== TASK ==
Return each line of the records below verbatim, with no changes, additions or omissions.

== EXCERPTED RECORDS ==

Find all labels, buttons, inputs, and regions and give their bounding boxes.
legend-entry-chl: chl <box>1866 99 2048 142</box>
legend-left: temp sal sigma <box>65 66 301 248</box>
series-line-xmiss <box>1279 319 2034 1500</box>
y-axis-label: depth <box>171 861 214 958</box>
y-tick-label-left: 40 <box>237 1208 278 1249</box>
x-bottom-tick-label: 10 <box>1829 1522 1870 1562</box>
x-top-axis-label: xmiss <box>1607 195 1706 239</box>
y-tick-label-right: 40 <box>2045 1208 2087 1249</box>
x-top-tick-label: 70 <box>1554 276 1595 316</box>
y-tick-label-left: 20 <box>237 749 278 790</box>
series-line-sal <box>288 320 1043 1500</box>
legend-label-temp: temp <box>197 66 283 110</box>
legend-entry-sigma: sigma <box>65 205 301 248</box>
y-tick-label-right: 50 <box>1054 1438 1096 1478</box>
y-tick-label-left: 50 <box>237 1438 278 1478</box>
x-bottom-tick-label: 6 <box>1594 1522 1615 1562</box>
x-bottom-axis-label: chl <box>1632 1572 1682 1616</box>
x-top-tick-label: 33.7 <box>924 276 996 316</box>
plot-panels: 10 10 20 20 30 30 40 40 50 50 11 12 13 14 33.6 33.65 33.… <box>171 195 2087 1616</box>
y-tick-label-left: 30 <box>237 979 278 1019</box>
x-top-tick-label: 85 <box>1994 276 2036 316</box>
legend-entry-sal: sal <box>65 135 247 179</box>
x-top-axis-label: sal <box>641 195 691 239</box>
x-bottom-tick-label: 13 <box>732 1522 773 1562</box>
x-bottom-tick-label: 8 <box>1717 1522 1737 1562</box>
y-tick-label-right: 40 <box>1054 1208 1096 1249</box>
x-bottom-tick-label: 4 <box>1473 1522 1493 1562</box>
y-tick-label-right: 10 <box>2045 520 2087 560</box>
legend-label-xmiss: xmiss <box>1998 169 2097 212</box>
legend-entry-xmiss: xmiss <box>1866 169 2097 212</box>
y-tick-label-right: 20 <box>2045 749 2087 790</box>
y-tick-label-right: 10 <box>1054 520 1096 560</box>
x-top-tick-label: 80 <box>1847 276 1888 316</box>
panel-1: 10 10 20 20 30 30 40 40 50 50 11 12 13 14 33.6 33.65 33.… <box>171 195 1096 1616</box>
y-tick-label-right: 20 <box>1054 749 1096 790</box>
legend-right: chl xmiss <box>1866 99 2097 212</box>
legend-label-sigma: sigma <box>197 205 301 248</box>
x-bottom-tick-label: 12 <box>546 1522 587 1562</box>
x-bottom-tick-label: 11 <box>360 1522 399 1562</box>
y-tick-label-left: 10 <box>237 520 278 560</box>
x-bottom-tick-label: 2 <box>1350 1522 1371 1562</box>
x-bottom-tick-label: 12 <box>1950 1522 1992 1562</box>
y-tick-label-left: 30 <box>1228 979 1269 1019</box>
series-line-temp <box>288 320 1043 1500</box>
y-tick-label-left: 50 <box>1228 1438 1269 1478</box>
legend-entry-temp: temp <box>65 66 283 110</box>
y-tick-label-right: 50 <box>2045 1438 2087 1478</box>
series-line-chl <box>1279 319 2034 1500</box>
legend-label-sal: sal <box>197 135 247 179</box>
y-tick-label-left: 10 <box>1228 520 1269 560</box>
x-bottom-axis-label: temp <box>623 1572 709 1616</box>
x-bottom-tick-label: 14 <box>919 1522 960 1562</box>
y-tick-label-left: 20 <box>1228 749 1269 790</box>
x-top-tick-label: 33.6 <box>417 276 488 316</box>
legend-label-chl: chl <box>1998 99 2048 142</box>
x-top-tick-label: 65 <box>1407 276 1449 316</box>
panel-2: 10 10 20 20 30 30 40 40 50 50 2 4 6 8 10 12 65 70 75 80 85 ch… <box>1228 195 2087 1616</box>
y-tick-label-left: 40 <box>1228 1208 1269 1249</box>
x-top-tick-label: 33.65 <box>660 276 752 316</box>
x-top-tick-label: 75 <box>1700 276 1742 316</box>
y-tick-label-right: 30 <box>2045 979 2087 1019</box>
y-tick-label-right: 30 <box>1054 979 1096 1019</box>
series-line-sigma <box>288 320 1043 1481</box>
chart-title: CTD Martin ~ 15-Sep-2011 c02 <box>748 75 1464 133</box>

== WORKED SOLUTION ==
Find all labels, buttons, inputs, and regions and give their bounding boxes.
legend-entry-chl: chl <box>1866 99 2048 142</box>
legend-left: temp sal sigma <box>65 66 301 248</box>
series-line-xmiss <box>1279 319 2034 1500</box>
y-axis-label: depth <box>171 861 214 958</box>
y-tick-label-left: 40 <box>237 1208 278 1249</box>
x-bottom-tick-label: 10 <box>1829 1522 1870 1562</box>
x-top-axis-label: xmiss <box>1607 195 1706 239</box>
y-tick-label-right: 40 <box>2045 1208 2087 1249</box>
x-top-tick-label: 70 <box>1554 276 1595 316</box>
y-tick-label-left: 20 <box>237 749 278 790</box>
series-line-sal <box>288 320 1043 1500</box>
legend-label-temp: temp <box>197 66 283 110</box>
legend-entry-sigma: sigma <box>65 205 301 248</box>
y-tick-label-right: 50 <box>1054 1438 1096 1478</box>
y-tick-label-left: 50 <box>237 1438 278 1478</box>
x-bottom-tick-label: 6 <box>1594 1522 1615 1562</box>
x-bottom-axis-label: chl <box>1632 1572 1682 1616</box>
x-top-tick-label: 33.7 <box>924 276 996 316</box>
plot-panels: 10 10 20 20 30 30 40 40 50 50 11 12 13 14 33.6 33.65 33.… <box>171 195 2087 1616</box>
y-tick-label-left: 30 <box>237 979 278 1019</box>
x-top-tick-label: 85 <box>1994 276 2036 316</box>
legend-entry-sal: sal <box>65 135 247 179</box>
x-top-axis-label: sal <box>641 195 691 239</box>
x-bottom-tick-label: 13 <box>732 1522 773 1562</box>
x-bottom-tick-label: 8 <box>1717 1522 1737 1562</box>
y-tick-label-right: 40 <box>1054 1208 1096 1249</box>
x-bottom-tick-label: 4 <box>1473 1522 1493 1562</box>
y-tick-label-right: 10 <box>2045 520 2087 560</box>
legend-label-xmiss: xmiss <box>1998 169 2097 212</box>
legend-entry-xmiss: xmiss <box>1866 169 2097 212</box>
y-tick-label-right: 20 <box>2045 749 2087 790</box>
y-tick-label-right: 10 <box>1054 520 1096 560</box>
x-top-tick-label: 80 <box>1847 276 1888 316</box>
panel-1: 10 10 20 20 30 30 40 40 50 50 11 12 13 14 33.6 33.65 33.… <box>171 195 1096 1616</box>
y-tick-label-right: 20 <box>1054 749 1096 790</box>
legend-right: chl xmiss <box>1866 99 2097 212</box>
legend-label-sigma: sigma <box>197 205 301 248</box>
x-bottom-tick-label: 12 <box>546 1522 587 1562</box>
x-bottom-tick-label: 11 <box>360 1522 399 1562</box>
y-tick-label-left: 10 <box>237 520 278 560</box>
x-bottom-tick-label: 2 <box>1350 1522 1371 1562</box>
x-bottom-tick-label: 12 <box>1950 1522 1992 1562</box>
y-tick-label-left: 30 <box>1228 979 1269 1019</box>
series-line-temp <box>288 320 1043 1500</box>
y-tick-label-left: 50 <box>1228 1438 1269 1478</box>
legend-entry-temp: temp <box>65 66 283 110</box>
y-tick-label-right: 50 <box>2045 1438 2087 1478</box>
series-line-chl <box>1279 319 2034 1500</box>
legend-label-sal: sal <box>197 135 247 179</box>
y-tick-label-left: 10 <box>1228 520 1269 560</box>
x-bottom-axis-label: temp <box>623 1572 709 1616</box>
x-bottom-tick-label: 14 <box>919 1522 960 1562</box>
y-tick-label-left: 20 <box>1228 749 1269 790</box>
x-top-tick-label: 33.6 <box>417 276 488 316</box>
legend-label-chl: chl <box>1998 99 2048 142</box>
x-top-tick-label: 65 <box>1407 276 1449 316</box>
panel-2: 10 10 20 20 30 30 40 40 50 50 2 4 6 8 10 12 65 70 75 80 85 ch… <box>1228 195 2087 1616</box>
y-tick-label-left: 40 <box>1228 1208 1269 1249</box>
x-top-tick-label: 33.65 <box>660 276 752 316</box>
x-top-tick-label: 75 <box>1700 276 1742 316</box>
y-tick-label-right: 30 <box>2045 979 2087 1019</box>
y-tick-label-right: 30 <box>1054 979 1096 1019</box>
series-line-sigma <box>288 320 1043 1481</box>
chart-title: CTD Martin ~ 15-Sep-2011 c02 <box>748 75 1464 133</box>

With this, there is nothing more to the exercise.